Activity. Copy the part of the addiction discussion that begins at "You do understand" and stops after "without a problem.", swapping every "disease" for "illness".

The homeless junkies here have better access to resources than SINGLE MOTHERS. They get first priority for some fucked up reason. Druggies get section 8 and low cost housing before families and single mothers do. I absolutely love my new area but when you go down the hill and make a left, there is an encampment of tents. Loads of these people CHOOSE to be out on the streets. They want to keep getting high.
You do understand addiction is a disease, and not freedom of choice, yes?
I would call addiction a disorder.
I think the disease model does harm and I've watched it give people excuses.
I remember early in my program I saw people who got to 9 months and a year and relapsed. And it terrified me. Thinking I had some incurable "disease" and seeing other people make it that far only to relapse made me feel completely hopeless. My thinking was if these other people can't do it, I can't either and I may as well just go overdose and get it over with. I'm going on 8 years without a problem.
We always have a choice. When you are in the trenches of active addiction and you are using to avoid the withdrawal.....that's still a choice. You can choose to just withdrawal, you can choose to call for help as and go into a detox clinic, or you can choose to call your dealer. Addicts always have the choices. They just dont break down their thought processes enough. Its constant survival mode/slavery.

Records.
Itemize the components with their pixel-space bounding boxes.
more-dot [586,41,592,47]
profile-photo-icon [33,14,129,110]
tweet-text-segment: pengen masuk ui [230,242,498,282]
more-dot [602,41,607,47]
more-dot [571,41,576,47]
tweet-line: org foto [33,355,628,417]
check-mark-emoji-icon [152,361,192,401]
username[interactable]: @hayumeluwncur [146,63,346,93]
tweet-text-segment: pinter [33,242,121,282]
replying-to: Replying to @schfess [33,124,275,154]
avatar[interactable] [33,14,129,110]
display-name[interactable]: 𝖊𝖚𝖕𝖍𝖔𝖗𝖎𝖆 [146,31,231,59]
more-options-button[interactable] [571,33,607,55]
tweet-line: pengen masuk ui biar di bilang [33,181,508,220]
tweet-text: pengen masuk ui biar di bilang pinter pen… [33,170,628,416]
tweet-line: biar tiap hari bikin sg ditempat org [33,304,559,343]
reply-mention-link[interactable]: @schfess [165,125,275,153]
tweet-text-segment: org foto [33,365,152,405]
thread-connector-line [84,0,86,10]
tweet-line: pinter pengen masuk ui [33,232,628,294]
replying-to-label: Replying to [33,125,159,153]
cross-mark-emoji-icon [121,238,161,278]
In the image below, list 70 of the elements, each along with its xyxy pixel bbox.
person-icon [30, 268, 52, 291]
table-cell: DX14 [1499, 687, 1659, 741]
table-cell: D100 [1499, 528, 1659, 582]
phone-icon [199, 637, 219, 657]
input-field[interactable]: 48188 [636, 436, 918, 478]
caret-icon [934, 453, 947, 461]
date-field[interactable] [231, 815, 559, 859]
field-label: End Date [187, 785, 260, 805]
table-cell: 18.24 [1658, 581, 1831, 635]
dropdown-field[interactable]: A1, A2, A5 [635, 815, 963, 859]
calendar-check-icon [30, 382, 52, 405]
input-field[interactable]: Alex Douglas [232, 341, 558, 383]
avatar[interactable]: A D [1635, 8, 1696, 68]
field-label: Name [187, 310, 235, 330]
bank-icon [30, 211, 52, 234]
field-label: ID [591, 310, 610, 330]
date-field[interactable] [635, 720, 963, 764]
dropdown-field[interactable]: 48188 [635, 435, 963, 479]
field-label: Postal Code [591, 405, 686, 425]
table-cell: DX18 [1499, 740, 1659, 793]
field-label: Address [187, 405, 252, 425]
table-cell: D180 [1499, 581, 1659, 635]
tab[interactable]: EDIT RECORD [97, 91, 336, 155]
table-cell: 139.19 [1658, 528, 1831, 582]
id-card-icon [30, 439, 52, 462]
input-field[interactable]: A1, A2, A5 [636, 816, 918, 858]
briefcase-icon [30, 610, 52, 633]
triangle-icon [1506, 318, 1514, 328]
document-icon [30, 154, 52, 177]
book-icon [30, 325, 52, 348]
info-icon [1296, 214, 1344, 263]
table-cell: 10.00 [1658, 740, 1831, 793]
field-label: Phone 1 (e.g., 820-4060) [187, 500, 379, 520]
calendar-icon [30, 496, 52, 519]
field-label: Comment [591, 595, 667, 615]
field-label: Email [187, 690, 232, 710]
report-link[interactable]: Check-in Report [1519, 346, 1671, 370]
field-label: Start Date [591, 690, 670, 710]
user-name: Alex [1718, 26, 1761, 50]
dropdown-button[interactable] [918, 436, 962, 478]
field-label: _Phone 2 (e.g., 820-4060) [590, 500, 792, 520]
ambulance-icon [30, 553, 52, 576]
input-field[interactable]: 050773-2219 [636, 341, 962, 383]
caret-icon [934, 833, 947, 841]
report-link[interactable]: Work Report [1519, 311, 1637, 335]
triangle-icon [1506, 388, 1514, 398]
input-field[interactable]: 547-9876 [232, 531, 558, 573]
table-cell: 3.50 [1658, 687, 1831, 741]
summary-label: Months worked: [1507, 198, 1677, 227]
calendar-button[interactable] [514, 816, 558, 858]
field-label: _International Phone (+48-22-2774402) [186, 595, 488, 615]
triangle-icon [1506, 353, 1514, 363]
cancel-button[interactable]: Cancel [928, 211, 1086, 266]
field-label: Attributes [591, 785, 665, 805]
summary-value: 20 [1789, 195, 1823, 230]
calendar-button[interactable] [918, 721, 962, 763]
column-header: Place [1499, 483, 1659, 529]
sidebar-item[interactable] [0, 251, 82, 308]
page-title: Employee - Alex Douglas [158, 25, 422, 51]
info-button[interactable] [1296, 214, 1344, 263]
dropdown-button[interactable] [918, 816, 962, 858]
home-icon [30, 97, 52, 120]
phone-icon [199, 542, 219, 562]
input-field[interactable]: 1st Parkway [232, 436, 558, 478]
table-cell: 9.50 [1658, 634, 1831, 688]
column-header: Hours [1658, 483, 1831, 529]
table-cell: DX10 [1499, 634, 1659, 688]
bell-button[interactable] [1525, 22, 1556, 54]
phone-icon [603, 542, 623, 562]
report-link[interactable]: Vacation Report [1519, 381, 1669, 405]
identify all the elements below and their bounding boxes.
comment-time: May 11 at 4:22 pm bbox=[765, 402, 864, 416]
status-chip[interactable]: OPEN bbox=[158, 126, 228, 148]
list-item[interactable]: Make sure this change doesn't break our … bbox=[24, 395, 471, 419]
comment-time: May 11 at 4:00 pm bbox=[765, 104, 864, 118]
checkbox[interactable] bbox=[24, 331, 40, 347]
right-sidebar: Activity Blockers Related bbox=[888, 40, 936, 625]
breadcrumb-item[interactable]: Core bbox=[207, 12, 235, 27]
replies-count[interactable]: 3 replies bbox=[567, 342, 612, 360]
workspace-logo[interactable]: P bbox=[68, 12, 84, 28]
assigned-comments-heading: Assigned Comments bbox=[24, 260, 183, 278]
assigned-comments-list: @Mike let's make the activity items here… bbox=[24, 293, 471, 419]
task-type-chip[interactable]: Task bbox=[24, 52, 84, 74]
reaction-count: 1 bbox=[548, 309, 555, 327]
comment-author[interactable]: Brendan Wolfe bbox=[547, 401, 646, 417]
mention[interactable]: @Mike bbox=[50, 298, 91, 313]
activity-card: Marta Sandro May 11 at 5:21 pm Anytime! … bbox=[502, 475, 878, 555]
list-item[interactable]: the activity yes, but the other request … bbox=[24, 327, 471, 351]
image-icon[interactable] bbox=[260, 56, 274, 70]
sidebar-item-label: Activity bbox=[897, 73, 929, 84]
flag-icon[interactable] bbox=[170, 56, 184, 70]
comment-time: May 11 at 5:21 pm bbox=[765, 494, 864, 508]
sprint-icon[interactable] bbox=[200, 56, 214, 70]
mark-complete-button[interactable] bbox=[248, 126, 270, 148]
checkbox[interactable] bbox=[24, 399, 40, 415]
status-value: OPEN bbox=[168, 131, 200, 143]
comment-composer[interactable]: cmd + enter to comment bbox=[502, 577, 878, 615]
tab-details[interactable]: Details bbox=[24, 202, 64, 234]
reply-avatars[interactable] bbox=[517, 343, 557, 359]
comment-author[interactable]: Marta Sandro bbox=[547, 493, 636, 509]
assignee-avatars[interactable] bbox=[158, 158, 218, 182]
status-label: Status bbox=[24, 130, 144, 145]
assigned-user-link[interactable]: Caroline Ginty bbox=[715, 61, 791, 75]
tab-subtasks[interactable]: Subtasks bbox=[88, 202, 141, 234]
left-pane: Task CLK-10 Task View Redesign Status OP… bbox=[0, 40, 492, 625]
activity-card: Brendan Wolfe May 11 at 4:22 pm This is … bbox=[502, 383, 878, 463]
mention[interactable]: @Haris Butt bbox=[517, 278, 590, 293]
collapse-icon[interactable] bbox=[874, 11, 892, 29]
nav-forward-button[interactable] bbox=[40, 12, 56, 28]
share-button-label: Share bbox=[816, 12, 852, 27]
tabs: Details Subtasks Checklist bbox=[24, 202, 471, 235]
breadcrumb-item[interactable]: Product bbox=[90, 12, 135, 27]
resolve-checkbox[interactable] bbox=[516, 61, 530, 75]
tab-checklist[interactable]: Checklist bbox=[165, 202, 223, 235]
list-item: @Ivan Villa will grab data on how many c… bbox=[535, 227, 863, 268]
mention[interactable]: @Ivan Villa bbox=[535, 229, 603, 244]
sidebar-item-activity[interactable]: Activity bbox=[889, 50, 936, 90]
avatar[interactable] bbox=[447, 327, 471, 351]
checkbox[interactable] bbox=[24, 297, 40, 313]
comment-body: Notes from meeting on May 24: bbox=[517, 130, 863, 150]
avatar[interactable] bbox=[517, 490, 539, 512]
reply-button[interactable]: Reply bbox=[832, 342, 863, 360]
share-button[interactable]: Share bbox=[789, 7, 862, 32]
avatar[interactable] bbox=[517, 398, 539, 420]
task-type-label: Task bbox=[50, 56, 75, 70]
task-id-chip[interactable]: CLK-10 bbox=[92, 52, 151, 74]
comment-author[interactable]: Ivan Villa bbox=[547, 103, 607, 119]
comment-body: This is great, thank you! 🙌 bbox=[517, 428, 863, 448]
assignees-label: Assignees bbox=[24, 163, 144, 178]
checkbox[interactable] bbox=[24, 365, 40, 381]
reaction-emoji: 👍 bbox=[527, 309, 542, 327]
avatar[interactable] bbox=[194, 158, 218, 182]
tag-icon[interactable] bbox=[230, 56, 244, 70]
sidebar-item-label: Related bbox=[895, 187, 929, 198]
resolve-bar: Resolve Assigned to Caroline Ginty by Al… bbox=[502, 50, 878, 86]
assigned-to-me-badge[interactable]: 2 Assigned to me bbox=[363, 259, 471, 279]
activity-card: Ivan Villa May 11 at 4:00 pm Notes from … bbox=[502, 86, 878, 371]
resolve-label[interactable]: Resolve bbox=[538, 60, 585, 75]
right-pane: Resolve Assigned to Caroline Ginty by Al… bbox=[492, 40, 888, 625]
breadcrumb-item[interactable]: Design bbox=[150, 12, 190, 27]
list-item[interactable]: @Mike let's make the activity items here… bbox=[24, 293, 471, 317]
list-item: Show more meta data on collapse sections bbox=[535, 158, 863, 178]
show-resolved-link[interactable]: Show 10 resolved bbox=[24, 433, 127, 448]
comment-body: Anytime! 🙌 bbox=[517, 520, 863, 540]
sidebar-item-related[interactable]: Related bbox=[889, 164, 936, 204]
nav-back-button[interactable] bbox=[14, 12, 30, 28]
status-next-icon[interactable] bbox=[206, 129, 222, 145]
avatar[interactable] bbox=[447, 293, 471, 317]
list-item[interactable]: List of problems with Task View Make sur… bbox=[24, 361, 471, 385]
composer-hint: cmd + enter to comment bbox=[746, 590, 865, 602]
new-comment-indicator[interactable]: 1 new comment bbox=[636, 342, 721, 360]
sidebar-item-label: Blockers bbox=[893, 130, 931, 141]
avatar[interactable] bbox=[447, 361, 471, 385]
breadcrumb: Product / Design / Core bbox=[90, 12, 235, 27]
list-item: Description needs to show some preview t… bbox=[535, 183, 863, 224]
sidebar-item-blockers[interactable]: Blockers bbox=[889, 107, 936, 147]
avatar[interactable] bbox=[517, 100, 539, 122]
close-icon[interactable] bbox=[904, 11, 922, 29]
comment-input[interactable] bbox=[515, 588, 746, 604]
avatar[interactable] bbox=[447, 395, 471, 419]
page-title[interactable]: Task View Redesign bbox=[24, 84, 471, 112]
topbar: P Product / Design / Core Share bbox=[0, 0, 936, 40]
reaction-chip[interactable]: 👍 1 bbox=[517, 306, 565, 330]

Answer box.
You do understand addiction is a illness, and not freedom of choice, yes?
I would call addiction a disorder.
I think the illness model does harm and I've watched it give people excuses.
I remember early in my program I saw people who got to 9 months and a year and relapsed. And it terrified me. Thinking I had some incurable "illness" and seeing other people make it that far only to relapse made me feel completely hopeless. My thinking was if these other people can't do it, I can't either and I may as well just go overdose and get it over with. I'm going on 8 years without a problem.